◆ **Document text**
▼

And today, Charlie, I would like to tackle a topic that might be kind of inevitable for us.
Surely.
Given that the second episode we ever did was about Taylor Swift.
Yeah.
I feel like we came of age together in a way.
You know, like we grew up together.
1989 was released just as we started this podcast.
podcast and that album seems so significant in sort of turning a more critical eye onto the world of
pop music in general.
Right.
So I feel like we are wedded to Taylor Swift.
We're ride or die.
Until the end, we're going to be there.
And of course...
Or are we?
And of course, Taylor Swift has just released her most recent album, Reputation.
Yes.
And I want to take this episode to explore two of the tracks on this album, not two of the
singles actually. Okay. But two of the ones that kind of most interested me, the first being
something bad. Oh, did you? And the other one being getaway car. Fun. But before we dive into
these two songs, I feel like we need to clear the air, organize our Zen rock garden a little bit here.

▲

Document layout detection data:
▼

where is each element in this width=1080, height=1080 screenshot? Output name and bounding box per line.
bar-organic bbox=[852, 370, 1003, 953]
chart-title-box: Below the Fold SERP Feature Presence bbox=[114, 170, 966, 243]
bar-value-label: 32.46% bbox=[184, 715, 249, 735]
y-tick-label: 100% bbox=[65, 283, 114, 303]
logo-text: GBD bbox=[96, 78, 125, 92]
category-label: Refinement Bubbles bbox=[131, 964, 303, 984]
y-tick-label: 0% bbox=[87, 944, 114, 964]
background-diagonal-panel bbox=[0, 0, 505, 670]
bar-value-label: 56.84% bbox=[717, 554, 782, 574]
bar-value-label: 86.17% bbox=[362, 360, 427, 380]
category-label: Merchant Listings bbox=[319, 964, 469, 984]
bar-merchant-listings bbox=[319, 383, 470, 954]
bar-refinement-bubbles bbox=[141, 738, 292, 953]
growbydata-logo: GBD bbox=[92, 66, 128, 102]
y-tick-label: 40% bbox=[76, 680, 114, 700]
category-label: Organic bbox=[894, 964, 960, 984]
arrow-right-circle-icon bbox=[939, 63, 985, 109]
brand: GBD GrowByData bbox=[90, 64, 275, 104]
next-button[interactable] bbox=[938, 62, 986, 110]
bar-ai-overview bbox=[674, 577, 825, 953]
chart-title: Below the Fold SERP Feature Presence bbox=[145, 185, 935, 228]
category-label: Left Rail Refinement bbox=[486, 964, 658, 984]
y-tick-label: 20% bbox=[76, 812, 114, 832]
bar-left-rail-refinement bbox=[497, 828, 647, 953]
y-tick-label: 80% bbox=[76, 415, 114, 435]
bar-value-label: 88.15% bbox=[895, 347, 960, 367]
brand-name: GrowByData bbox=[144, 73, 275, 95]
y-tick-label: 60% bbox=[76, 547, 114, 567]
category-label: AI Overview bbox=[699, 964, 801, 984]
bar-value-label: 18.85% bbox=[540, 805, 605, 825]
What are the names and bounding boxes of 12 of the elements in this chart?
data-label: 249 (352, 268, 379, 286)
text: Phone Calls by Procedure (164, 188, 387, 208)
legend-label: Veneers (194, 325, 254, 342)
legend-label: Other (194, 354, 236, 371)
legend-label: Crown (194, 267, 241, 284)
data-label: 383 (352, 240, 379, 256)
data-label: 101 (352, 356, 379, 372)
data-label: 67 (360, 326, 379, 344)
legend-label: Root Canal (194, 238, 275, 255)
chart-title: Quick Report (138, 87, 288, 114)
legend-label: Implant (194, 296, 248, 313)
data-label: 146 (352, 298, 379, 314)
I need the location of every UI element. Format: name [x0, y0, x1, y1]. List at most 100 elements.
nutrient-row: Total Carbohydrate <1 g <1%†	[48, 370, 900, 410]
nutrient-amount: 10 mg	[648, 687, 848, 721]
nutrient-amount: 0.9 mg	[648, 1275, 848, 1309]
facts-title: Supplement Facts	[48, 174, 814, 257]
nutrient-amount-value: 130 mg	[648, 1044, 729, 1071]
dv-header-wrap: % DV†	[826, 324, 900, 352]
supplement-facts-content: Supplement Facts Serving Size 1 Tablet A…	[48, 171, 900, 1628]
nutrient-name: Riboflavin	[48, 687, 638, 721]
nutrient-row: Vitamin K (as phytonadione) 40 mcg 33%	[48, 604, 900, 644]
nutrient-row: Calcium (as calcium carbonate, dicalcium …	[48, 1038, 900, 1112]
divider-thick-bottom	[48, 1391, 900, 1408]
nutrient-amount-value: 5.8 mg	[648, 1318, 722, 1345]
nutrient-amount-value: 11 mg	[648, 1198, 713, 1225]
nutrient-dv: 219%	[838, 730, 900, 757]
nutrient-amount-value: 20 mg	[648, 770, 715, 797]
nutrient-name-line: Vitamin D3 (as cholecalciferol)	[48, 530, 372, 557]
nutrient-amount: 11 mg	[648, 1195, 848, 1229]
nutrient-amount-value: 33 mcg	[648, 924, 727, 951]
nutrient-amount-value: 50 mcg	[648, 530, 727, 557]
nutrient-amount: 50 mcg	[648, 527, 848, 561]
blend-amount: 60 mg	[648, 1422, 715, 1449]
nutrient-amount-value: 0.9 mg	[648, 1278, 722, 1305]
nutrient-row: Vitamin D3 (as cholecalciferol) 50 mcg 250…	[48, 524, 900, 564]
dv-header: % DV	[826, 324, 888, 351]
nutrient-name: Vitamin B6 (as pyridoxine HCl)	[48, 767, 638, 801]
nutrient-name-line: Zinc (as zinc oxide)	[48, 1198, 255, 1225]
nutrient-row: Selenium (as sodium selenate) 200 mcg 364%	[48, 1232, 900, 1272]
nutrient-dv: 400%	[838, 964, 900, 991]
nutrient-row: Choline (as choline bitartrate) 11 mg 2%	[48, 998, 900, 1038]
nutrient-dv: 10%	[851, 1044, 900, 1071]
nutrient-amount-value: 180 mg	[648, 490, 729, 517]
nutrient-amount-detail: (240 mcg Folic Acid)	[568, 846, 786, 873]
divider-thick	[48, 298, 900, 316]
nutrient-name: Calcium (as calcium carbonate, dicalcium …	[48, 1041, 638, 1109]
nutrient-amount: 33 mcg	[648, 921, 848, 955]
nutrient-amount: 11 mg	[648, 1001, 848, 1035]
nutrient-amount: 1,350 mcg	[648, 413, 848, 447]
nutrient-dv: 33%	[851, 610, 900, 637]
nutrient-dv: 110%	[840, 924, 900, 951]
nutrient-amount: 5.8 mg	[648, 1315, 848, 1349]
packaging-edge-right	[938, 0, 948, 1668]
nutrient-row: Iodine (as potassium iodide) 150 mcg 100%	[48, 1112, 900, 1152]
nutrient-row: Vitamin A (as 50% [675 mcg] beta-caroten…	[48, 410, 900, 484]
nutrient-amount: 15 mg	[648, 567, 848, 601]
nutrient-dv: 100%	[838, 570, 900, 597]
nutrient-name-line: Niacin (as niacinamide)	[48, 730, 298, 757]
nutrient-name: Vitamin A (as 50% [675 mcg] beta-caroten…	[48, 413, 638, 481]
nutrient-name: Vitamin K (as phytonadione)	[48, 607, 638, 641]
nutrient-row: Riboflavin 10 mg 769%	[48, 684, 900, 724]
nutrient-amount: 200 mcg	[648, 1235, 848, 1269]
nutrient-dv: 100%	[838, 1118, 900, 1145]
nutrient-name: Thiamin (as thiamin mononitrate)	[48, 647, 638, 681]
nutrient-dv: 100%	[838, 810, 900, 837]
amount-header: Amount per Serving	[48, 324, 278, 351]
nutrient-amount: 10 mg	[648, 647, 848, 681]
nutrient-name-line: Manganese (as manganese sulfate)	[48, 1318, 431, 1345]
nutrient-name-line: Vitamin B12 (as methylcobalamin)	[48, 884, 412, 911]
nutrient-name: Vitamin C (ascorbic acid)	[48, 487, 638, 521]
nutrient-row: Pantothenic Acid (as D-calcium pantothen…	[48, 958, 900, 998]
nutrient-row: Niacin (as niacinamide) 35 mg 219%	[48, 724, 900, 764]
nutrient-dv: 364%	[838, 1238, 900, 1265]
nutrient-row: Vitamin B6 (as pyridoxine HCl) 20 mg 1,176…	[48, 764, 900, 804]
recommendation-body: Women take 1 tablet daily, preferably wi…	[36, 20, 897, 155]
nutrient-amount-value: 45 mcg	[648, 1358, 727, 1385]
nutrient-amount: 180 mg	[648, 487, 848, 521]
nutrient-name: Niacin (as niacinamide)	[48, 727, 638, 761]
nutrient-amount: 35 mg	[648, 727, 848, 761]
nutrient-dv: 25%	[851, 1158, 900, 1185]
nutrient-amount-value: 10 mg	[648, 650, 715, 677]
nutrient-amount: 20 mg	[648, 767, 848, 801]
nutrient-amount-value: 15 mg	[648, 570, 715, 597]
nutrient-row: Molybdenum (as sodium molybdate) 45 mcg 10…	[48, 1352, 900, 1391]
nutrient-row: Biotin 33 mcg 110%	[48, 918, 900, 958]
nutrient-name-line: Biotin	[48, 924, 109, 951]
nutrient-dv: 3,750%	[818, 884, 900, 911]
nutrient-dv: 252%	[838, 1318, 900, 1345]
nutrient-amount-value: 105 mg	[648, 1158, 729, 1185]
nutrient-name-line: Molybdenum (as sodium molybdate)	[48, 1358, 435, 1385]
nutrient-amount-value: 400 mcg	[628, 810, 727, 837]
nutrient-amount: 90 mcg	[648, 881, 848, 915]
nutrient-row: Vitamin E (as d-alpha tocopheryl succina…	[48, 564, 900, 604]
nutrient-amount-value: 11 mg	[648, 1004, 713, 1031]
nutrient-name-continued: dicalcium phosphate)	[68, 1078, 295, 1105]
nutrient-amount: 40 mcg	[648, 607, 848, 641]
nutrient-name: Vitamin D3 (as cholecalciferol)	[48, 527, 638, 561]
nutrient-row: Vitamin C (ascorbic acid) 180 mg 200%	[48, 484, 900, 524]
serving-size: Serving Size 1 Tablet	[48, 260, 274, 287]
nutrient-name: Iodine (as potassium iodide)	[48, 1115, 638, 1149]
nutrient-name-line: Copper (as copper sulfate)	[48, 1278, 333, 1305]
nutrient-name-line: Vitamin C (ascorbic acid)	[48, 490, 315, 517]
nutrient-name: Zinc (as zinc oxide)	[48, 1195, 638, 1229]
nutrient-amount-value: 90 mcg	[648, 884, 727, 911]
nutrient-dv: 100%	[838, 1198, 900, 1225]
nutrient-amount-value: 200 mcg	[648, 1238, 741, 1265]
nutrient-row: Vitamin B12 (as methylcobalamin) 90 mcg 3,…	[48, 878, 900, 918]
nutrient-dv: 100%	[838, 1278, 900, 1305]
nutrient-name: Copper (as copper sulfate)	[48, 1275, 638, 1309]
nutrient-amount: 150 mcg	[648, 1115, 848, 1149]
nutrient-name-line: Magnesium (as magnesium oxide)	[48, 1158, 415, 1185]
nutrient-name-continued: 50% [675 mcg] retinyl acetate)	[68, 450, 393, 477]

▲

◆ **Task instructions**
Can you resume the podcast transcript about Taylor Swift's album Reputation, continuing after its final line?

◆ **Response area**
Charlie, can I get a serious music bed, please? Absolutely. I've got one just for you. Sorry, I said
serious music bed.
Okay, we'll go darker.
There we go.
So I feel like we would be
remiss if we didn't
provide some context
for this discussion because it seems
like when you're discussing Taylor Swift
these days, there's a lot
to contend with. There's a lot
of controversy surrounding this performer.
Right. And certainly with this
album, a lot of people are
reading things into it.
They're interpreting, for instance, lyrics on this album as being, say, rejoinders to Kanye West.
Right.
Who they were in a dispute over who said, honestly, I'm already losing the thread here, Charlie.
Can you maybe explain exactly what went down between these two celebrities?
Taylor Swift won an award.
Kanye West interrupted and went on stage and said that Beyonce should have won that award.
And then they had constant battles back and forth in the media, both through proxy and directly at each other.
Right, but then there was this other thing where she said she didn't give him permission to be in his music video famous.
But then it turned out Kim Kardashian had recorded the conversation where she did give her permission.
Oh yeah, that one too. Yeah. You can tell I'm really enthused.
Yeah, we are not really the celebrity gossip hounds. We should be.
No.
But that's not all.
there's not just the sort of celebrity controversy surrounding this album and the way that can be read into the lyrics.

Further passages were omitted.